• WHAT IS REQUIRED:
Search the material and gather each line with "Mean" in it.

• AVAILABLE RECORDS:
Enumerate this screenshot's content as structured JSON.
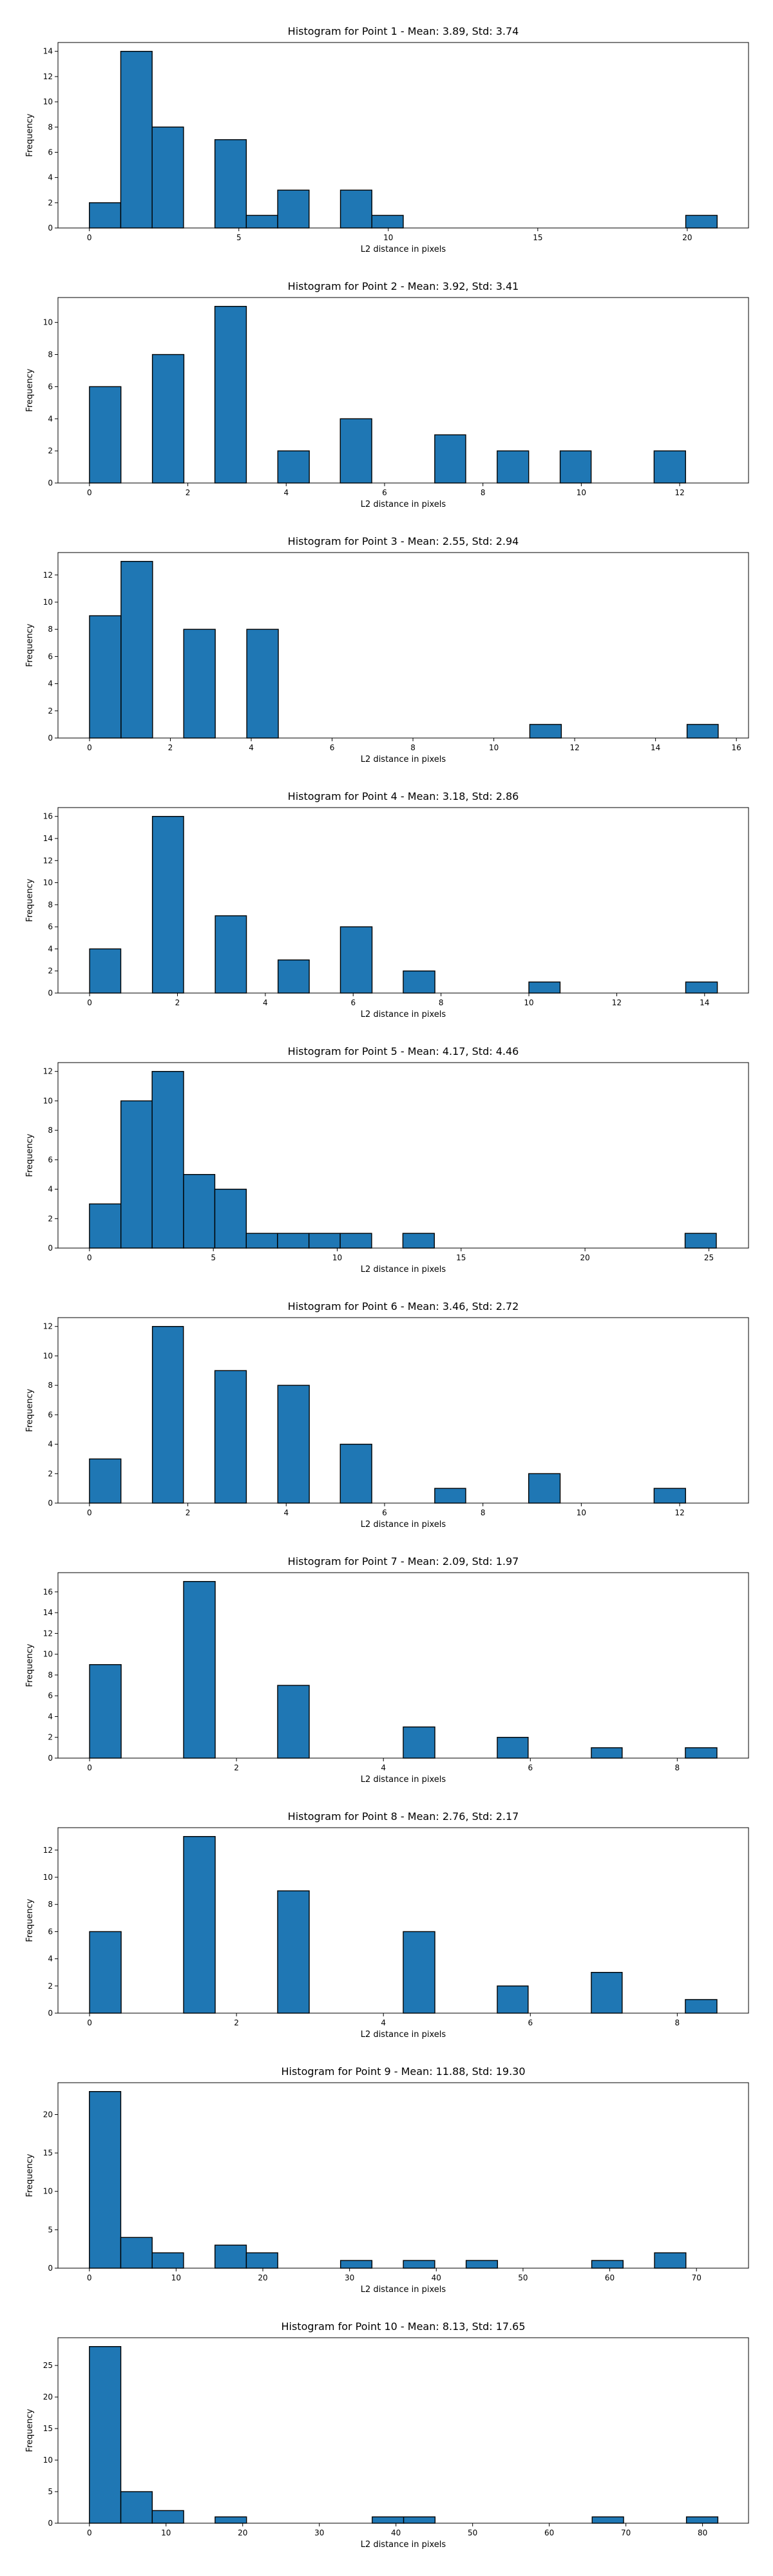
{
  "chart_data": [
    {
      "type": "bar",
      "title": "Histogram for Point 1 - Mean: 3.89, Std: 3.74",
      "xlabel": "L2 distance in pixels",
      "ylabel": "Frequency",
      "xlim": [
        -1.05,
        22.05
      ],
      "ylim": [
        0,
        14.7
      ],
      "xticks": [
        0,
        5,
        10,
        15,
        20
      ],
      "yticks": [
        0,
        2,
        4,
        6,
        8,
        10,
        12,
        14
      ],
      "bins": [
        [
          0.0,
          1.05,
          2
        ],
        [
          1.05,
          2.1,
          14
        ],
        [
          2.1,
          3.15,
          8
        ],
        [
          4.2,
          5.25,
          7
        ],
        [
          5.25,
          6.3,
          1
        ],
        [
          6.3,
          7.35,
          3
        ],
        [
          8.4,
          9.45,
          3
        ],
        [
          9.45,
          10.5,
          1
        ],
        [
          19.95,
          21.0,
          1
        ]
      ]
    },
    {
      "type": "bar",
      "title": "Histogram for Point 2 - Mean: 3.92, Std: 3.41",
      "xlabel": "L2 distance in pixels",
      "ylabel": "Frequency",
      "xlim": [
        -0.64,
        13.4
      ],
      "ylim": [
        0,
        11.55
      ],
      "xticks": [
        0,
        2,
        4,
        6,
        8,
        10,
        12
      ],
      "yticks": [
        0,
        2,
        4,
        6,
        8,
        10
      ],
      "bins": [
        [
          0.0,
          0.64,
          6
        ],
        [
          1.28,
          1.92,
          8
        ],
        [
          2.55,
          3.19,
          11
        ],
        [
          3.83,
          4.47,
          2
        ],
        [
          5.1,
          5.74,
          4
        ],
        [
          7.02,
          7.65,
          3
        ],
        [
          8.29,
          8.93,
          2
        ],
        [
          9.57,
          10.2,
          2
        ],
        [
          11.48,
          12.12,
          2
        ]
      ]
    },
    {
      "type": "bar",
      "title": "Histogram for Point 3 - Mean: 2.55, Std: 2.94",
      "xlabel": "L2 distance in pixels",
      "ylabel": "Frequency",
      "xlim": [
        -0.78,
        16.3
      ],
      "ylim": [
        0,
        13.65
      ],
      "xticks": [
        0,
        2,
        4,
        6,
        8,
        10,
        12,
        14,
        16
      ],
      "yticks": [
        0,
        2,
        4,
        6,
        8,
        10,
        12
      ],
      "bins": [
        [
          0.0,
          0.78,
          9
        ],
        [
          0.78,
          1.56,
          13
        ],
        [
          2.33,
          3.11,
          8
        ],
        [
          3.89,
          4.67,
          8
        ],
        [
          10.89,
          11.67,
          1
        ],
        [
          14.78,
          15.55,
          1
        ]
      ]
    },
    {
      "type": "bar",
      "title": "Histogram for Point 4 - Mean: 3.18, Std: 2.86",
      "xlabel": "L2 distance in pixels",
      "ylabel": "Frequency",
      "xlim": [
        -0.72,
        15.0
      ],
      "ylim": [
        0,
        16.8
      ],
      "xticks": [
        0,
        2,
        4,
        6,
        8,
        10,
        12,
        14
      ],
      "yticks": [
        0,
        2,
        4,
        6,
        8,
        10,
        12,
        14,
        16
      ],
      "bins": [
        [
          0.0,
          0.71,
          4
        ],
        [
          1.43,
          2.14,
          16
        ],
        [
          2.86,
          3.57,
          7
        ],
        [
          4.29,
          5.0,
          3
        ],
        [
          5.71,
          6.43,
          6
        ],
        [
          7.14,
          7.86,
          2
        ],
        [
          10.0,
          10.71,
          1
        ],
        [
          13.57,
          14.29,
          1
        ]
      ]
    },
    {
      "type": "bar",
      "title": "Histogram for Point 5 - Mean: 4.17, Std: 4.46",
      "xlabel": "L2 distance in pixels",
      "ylabel": "Frequency",
      "xlim": [
        -1.27,
        26.6
      ],
      "ylim": [
        0,
        12.6
      ],
      "xticks": [
        0,
        5,
        10,
        15,
        20,
        25
      ],
      "yticks": [
        0,
        2,
        4,
        6,
        8,
        10,
        12
      ],
      "bins": [
        [
          0.0,
          1.27,
          3
        ],
        [
          1.27,
          2.53,
          10
        ],
        [
          2.53,
          3.8,
          12
        ],
        [
          3.8,
          5.06,
          5
        ],
        [
          5.06,
          6.33,
          4
        ],
        [
          6.33,
          7.59,
          1
        ],
        [
          7.59,
          8.86,
          1
        ],
        [
          8.86,
          10.12,
          1
        ],
        [
          10.12,
          11.39,
          1
        ],
        [
          12.65,
          13.92,
          1
        ],
        [
          24.04,
          25.3,
          1
        ]
      ]
    },
    {
      "type": "bar",
      "title": "Histogram for Point 6 - Mean: 3.46, Std: 2.72",
      "xlabel": "L2 distance in pixels",
      "ylabel": "Frequency",
      "xlim": [
        -0.64,
        13.4
      ],
      "ylim": [
        0,
        12.6
      ],
      "xticks": [
        0,
        2,
        4,
        6,
        8,
        10,
        12
      ],
      "yticks": [
        0,
        2,
        4,
        6,
        8,
        10,
        12
      ],
      "bins": [
        [
          0.0,
          0.64,
          3
        ],
        [
          1.28,
          1.91,
          12
        ],
        [
          2.55,
          3.19,
          9
        ],
        [
          3.83,
          4.47,
          8
        ],
        [
          5.1,
          5.74,
          4
        ],
        [
          7.02,
          7.65,
          1
        ],
        [
          8.93,
          9.57,
          2
        ],
        [
          11.48,
          12.12,
          1
        ]
      ]
    },
    {
      "type": "bar",
      "title": "Histogram for Point 7 - Mean: 2.09, Std: 1.97",
      "xlabel": "L2 distance in pixels",
      "ylabel": "Frequency",
      "xlim": [
        -0.43,
        8.97
      ],
      "ylim": [
        0,
        17.85
      ],
      "xticks": [
        0,
        2,
        4,
        6,
        8
      ],
      "yticks": [
        0,
        2,
        4,
        6,
        8,
        10,
        12,
        14,
        16
      ],
      "bins": [
        [
          0.0,
          0.43,
          9
        ],
        [
          1.28,
          1.71,
          17
        ],
        [
          2.56,
          2.99,
          7
        ],
        [
          4.27,
          4.7,
          3
        ],
        [
          5.55,
          5.97,
          2
        ],
        [
          6.83,
          7.25,
          1
        ],
        [
          8.11,
          8.54,
          1
        ]
      ]
    },
    {
      "type": "bar",
      "title": "Histogram for Point 8 - Mean: 2.76, Std: 2.17",
      "xlabel": "L2 distance in pixels",
      "ylabel": "Frequency",
      "xlim": [
        -0.43,
        8.97
      ],
      "ylim": [
        0,
        13.65
      ],
      "xticks": [
        0,
        2,
        4,
        6,
        8
      ],
      "yticks": [
        0,
        2,
        4,
        6,
        8,
        10,
        12
      ],
      "bins": [
        [
          0.0,
          0.43,
          6
        ],
        [
          1.28,
          1.71,
          13
        ],
        [
          2.56,
          2.99,
          9
        ],
        [
          4.27,
          4.7,
          6
        ],
        [
          5.55,
          5.97,
          2
        ],
        [
          6.83,
          7.25,
          3
        ],
        [
          8.11,
          8.54,
          1
        ]
      ]
    },
    {
      "type": "bar",
      "title": "Histogram for Point 9 - Mean: 11.88, Std: 19.30",
      "xlabel": "L2 distance in pixels",
      "ylabel": "Frequency",
      "xlim": [
        -3.62,
        76.0
      ],
      "ylim": [
        0,
        24.15
      ],
      "xticks": [
        0,
        10,
        20,
        30,
        40,
        50,
        60,
        70
      ],
      "yticks": [
        0,
        5,
        10,
        15,
        20
      ],
      "bins": [
        [
          0.0,
          3.62,
          23
        ],
        [
          3.62,
          7.24,
          4
        ],
        [
          7.24,
          10.86,
          2
        ],
        [
          14.48,
          18.1,
          3
        ],
        [
          18.1,
          21.72,
          2
        ],
        [
          28.96,
          32.58,
          1
        ],
        [
          36.2,
          39.82,
          1
        ],
        [
          43.44,
          47.06,
          1
        ],
        [
          57.92,
          61.54,
          1
        ],
        [
          65.16,
          68.78,
          2
        ]
      ]
    },
    {
      "type": "bar",
      "title": "Histogram for Point 10 - Mean: 8.13, Std: 17.65",
      "xlabel": "L2 distance in pixels",
      "ylabel": "Frequency",
      "xlim": [
        -4.1,
        86.0
      ],
      "ylim": [
        0,
        29.4
      ],
      "xticks": [
        0,
        10,
        20,
        30,
        40,
        50,
        60,
        70,
        80
      ],
      "yticks": [
        0,
        5,
        10,
        15,
        20,
        25
      ],
      "bins": [
        [
          0.0,
          4.1,
          28
        ],
        [
          4.1,
          8.2,
          5
        ],
        [
          8.2,
          12.3,
          2
        ],
        [
          16.4,
          20.5,
          1
        ],
        [
          36.9,
          41.0,
          1
        ],
        [
          41.0,
          45.1,
          1
        ],
        [
          65.6,
          69.7,
          1
        ],
        [
          77.9,
          82.0,
          1
        ]
      ]
    }
  ]
}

• EXPECTED OUTPUT:
      "title": "Histogram for Point 1 - Mean: 3.89, Std: 3.74",
      "title": "Histogram for Point 2 - Mean: 3.92, Std: 3.41",
      "title": "Histogram for Point 3 - Mean: 2.55, Std: 2.94",
      "title": "Histogram for Point 4 - Mean: 3.18, Std: 2.86",
      "title": "Histogram for Point 5 - Mean: 4.17, Std: 4.46",
      "title": "Histogram for Point 6 - Mean: 3.46, Std: 2.72",
      "title": "Histogram for Point 7 - Mean: 2.09, Std: 1.97",
      "title": "Histogram for Point 8 - Mean: 2.76, Std: 2.17",
      "title": "Histogram for Point 9 - Mean: 11.88, Std: 19.30",
      "title": "Histogram for Point 10 - Mean: 8.13, Std: 17.65",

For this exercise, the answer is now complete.